*** Records shown ***

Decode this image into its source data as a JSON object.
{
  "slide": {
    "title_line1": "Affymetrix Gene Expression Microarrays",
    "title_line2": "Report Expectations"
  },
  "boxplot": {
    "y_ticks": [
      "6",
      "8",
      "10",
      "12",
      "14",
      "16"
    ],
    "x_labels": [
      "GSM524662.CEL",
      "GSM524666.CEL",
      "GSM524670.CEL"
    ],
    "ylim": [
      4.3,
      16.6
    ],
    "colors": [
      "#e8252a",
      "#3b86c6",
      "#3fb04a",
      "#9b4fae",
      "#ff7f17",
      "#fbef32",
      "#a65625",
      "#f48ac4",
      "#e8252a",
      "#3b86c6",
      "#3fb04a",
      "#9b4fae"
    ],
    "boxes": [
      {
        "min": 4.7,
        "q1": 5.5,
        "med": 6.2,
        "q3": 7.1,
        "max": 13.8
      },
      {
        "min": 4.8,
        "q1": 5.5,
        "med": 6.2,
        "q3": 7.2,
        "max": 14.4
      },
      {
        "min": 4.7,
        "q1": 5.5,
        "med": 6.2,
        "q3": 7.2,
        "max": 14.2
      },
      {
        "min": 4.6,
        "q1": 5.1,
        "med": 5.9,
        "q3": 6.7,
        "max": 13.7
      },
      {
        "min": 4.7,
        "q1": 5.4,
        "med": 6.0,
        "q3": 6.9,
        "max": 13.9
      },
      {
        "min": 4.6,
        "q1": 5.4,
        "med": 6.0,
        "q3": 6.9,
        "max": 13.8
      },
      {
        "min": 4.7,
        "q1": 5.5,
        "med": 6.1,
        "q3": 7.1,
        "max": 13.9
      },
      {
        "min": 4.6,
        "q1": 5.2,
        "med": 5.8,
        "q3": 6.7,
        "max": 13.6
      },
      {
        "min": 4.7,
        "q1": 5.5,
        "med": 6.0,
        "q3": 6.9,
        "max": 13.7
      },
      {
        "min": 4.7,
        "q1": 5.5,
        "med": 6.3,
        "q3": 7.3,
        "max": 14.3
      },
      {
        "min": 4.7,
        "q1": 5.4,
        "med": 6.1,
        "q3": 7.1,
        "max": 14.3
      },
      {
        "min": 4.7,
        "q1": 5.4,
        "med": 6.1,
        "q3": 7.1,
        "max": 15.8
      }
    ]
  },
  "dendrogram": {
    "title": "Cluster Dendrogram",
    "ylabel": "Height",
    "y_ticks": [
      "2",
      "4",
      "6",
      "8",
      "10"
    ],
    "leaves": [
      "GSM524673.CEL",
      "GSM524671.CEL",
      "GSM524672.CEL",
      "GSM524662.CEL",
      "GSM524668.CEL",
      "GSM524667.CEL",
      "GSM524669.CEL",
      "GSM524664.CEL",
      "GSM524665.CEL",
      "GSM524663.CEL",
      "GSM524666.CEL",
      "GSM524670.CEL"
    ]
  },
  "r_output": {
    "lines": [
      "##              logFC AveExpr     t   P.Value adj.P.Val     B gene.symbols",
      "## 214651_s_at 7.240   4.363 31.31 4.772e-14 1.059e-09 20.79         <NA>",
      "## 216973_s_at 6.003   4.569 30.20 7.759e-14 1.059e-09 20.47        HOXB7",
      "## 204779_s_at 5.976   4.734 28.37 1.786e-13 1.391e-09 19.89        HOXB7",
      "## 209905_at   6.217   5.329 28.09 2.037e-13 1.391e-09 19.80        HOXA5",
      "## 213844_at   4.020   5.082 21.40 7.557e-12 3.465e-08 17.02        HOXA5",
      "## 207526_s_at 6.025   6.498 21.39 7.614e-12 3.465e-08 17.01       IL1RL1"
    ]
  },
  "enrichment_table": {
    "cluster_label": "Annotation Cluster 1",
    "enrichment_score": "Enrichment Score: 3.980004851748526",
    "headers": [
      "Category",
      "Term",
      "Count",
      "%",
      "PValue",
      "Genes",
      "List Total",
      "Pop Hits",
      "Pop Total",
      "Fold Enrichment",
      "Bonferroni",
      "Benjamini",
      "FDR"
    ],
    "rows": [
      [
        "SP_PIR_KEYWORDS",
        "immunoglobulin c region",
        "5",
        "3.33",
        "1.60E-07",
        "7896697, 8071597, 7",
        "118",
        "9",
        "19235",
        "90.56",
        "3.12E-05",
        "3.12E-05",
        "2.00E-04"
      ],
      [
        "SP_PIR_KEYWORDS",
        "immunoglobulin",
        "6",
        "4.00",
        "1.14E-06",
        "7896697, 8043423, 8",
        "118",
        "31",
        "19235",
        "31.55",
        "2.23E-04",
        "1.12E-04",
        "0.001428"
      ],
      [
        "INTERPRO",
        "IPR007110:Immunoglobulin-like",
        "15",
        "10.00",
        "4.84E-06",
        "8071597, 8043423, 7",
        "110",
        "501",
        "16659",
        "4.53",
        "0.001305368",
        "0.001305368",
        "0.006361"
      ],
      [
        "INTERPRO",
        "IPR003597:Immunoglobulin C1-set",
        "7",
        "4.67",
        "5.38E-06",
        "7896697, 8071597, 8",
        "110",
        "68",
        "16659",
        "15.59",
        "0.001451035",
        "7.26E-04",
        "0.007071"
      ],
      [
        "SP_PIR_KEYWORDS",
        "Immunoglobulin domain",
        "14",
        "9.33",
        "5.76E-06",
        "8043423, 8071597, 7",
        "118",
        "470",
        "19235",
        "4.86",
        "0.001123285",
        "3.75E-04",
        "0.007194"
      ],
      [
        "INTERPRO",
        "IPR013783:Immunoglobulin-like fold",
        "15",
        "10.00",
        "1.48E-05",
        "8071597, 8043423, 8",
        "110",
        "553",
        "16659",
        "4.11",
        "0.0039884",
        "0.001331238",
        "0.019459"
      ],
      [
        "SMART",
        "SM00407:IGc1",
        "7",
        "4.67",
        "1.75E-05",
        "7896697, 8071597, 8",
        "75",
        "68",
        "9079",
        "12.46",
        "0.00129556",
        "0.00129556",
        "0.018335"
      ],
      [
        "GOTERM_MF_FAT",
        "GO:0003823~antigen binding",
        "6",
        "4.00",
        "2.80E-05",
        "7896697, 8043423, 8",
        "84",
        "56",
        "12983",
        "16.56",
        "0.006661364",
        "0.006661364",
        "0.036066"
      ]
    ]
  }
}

***

> _Exercise aim_
Could you retype every line of the data exactly?

> _The completed task_
Decode this image into its source data as a JSON object.
{
  "slide": {
    "title_line1": "Affymetrix Gene Expression Microarrays",
    "title_line2": "Report Expectations"
  },
  "boxplot": {
    "y_ticks": [
      "6",
      "8",
      "10",
      "12",
      "14",
      "16"
    ],
    "x_labels": [
      "GSM524662.CEL",
      "GSM524666.CEL",
      "GSM524670.CEL"
    ],
    "ylim": [
      4.3,
      16.6
    ],
    "colors": [
      "#e8252a",
      "#3b86c6",
      "#3fb04a",
      "#9b4fae",
      "#ff7f17",
      "#fbef32",
      "#a65625",
      "#f48ac4",
      "#e8252a",
      "#3b86c6",
      "#3fb04a",
      "#9b4fae"
    ],
    "boxes": [
      {
        "min": 4.7,
        "q1": 5.5,
        "med": 6.2,
        "q3": 7.1,
        "max": 13.8
      },
      {
        "min": 4.8,
        "q1": 5.5,
        "med": 6.2,
        "q3": 7.2,
        "max": 14.4
      },
      {
        "min": 4.7,
        "q1": 5.5,
        "med": 6.2,
        "q3": 7.2,
        "max": 14.2
      },
      {
        "min": 4.6,
        "q1": 5.1,
        "med": 5.9,
        "q3": 6.7,
        "max": 13.7
      },
      {
        "min": 4.7,
        "q1": 5.4,
        "med": 6.0,
        "q3": 6.9,
        "max": 13.9
      },
      {
        "min": 4.6,
        "q1": 5.4,
        "med": 6.0,
        "q3": 6.9,
        "max": 13.8
      },
      {
        "min": 4.7,
        "q1": 5.5,
        "med": 6.1,
        "q3": 7.1,
        "max": 13.9
      },
      {
        "min": 4.6,
        "q1": 5.2,
        "med": 5.8,
        "q3": 6.7,
        "max": 13.6
      },
      {
        "min": 4.7,
        "q1": 5.5,
        "med": 6.0,
        "q3": 6.9,
        "max": 13.7
      },
      {
        "min": 4.7,
        "q1": 5.5,
        "med": 6.3,
        "q3": 7.3,
        "max": 14.3
      },
      {
        "min": 4.7,
        "q1": 5.4,
        "med": 6.1,
        "q3": 7.1,
        "max": 14.3
      },
      {
        "min": 4.7,
        "q1": 5.4,
        "med": 6.1,
        "q3": 7.1,
        "max": 15.8
      }
    ]
  },
  "dendrogram": {
    "title": "Cluster Dendrogram",
    "ylabel": "Height",
    "y_ticks": [
      "2",
      "4",
      "6",
      "8",
      "10"
    ],
    "leaves": [
      "GSM524673.CEL",
      "GSM524671.CEL",
      "GSM524672.CEL",
      "GSM524662.CEL",
      "GSM524668.CEL",
      "GSM524667.CEL",
      "GSM524669.CEL",
      "GSM524664.CEL",
      "GSM524665.CEL",
      "GSM524663.CEL",
      "GSM524666.CEL",
      "GSM524670.CEL"
    ]
  },
  "r_output": {
    "lines": [
      "##              logFC AveExpr     t   P.Value adj.P.Val     B gene.symbols",
      "## 214651_s_at 7.240   4.363 31.31 4.772e-14 1.059e-09 20.79         <NA>",
      "## 216973_s_at 6.003   4.569 30.20 7.759e-14 1.059e-09 20.47        HOXB7",
      "## 204779_s_at 5.976   4.734 28.37 1.786e-13 1.391e-09 19.89        HOXB7",
      "## 209905_at   6.217   5.329 28.09 2.037e-13 1.391e-09 19.80        HOXA5",
      "## 213844_at   4.020   5.082 21.40 7.557e-12 3.465e-08 17.02        HOXA5",
      "## 207526_s_at 6.025   6.498 21.39 7.614e-12 3.465e-08 17.01       IL1RL1"
    ]
  },
  "enrichment_table": {
    "cluster_label": "Annotation Cluster 1",
    "enrichment_score": "Enrichment Score: 3.980004851748526",
    "headers": [
      "Category",
      "Term",
      "Count",
      "%",
      "PValue",
      "Genes",
      "List Total",
      "Pop Hits",
      "Pop Total",
      "Fold Enrichment",
      "Bonferroni",
      "Benjamini",
      "FDR"
    ],
    "rows": [
      [
        "SP_PIR_KEYWORDS",
        "immunoglobulin c region",
        "5",
        "3.33",
        "1.60E-07",
        "7896697, 8071597, 7",
        "118",
        "9",
        "19235",
        "90.56",
        "3.12E-05",
        "3.12E-05",
        "2.00E-04"
      ],
      [
        "SP_PIR_KEYWORDS",
        "immunoglobulin",
        "6",
        "4.00",
        "1.14E-06",
        "7896697, 8043423, 8",
        "118",
        "31",
        "19235",
        "31.55",
        "2.23E-04",
        "1.12E-04",
        "0.001428"
      ],
      [
        "INTERPRO",
        "IPR007110:Immunoglobulin-like",
        "15",
        "10.00",
        "4.84E-06",
        "8071597, 8043423, 7",
        "110",
        "501",
        "16659",
        "4.53",
        "0.001305368",
        "0.001305368",
        "0.006361"
      ],
      [
        "INTERPRO",
        "IPR003597:Immunoglobulin C1-set",
        "7",
        "4.67",
        "5.38E-06",
        "7896697, 8071597, 8",
        "110",
        "68",
        "16659",
        "15.59",
        "0.001451035",
        "7.26E-04",
        "0.007071"
      ],
      [
        "SP_PIR_KEYWORDS",
        "Immunoglobulin domain",
        "14",
        "9.33",
        "5.76E-06",
        "8043423, 8071597, 7",
        "118",
        "470",
        "19235",
        "4.86",
        "0.001123285",
        "3.75E-04",
        "0.007194"
      ],
      [
        "INTERPRO",
        "IPR013783:Immunoglobulin-like fold",
        "15",
        "10.00",
        "1.48E-05",
        "8071597, 8043423, 8",
        "110",
        "553",
        "16659",
        "4.11",
        "0.0039884",
        "0.001331238",
        "0.019459"
      ],
      [
        "SMART",
        "SM00407:IGc1",
        "7",
        "4.67",
        "1.75E-05",
        "7896697, 8071597, 8",
        "75",
        "68",
        "9079",
        "12.46",
        "0.00129556",
        "0.00129556",
        "0.018335"
      ],
      [
        "GOTERM_MF_FAT",
        "GO:0003823~antigen binding",
        "6",
        "4.00",
        "2.80E-05",
        "7896697, 8043423, 8",
        "84",
        "56",
        "12983",
        "16.56",
        "0.006661364",
        "0.006661364",
        "0.036066"
      ]
    ]
  }
}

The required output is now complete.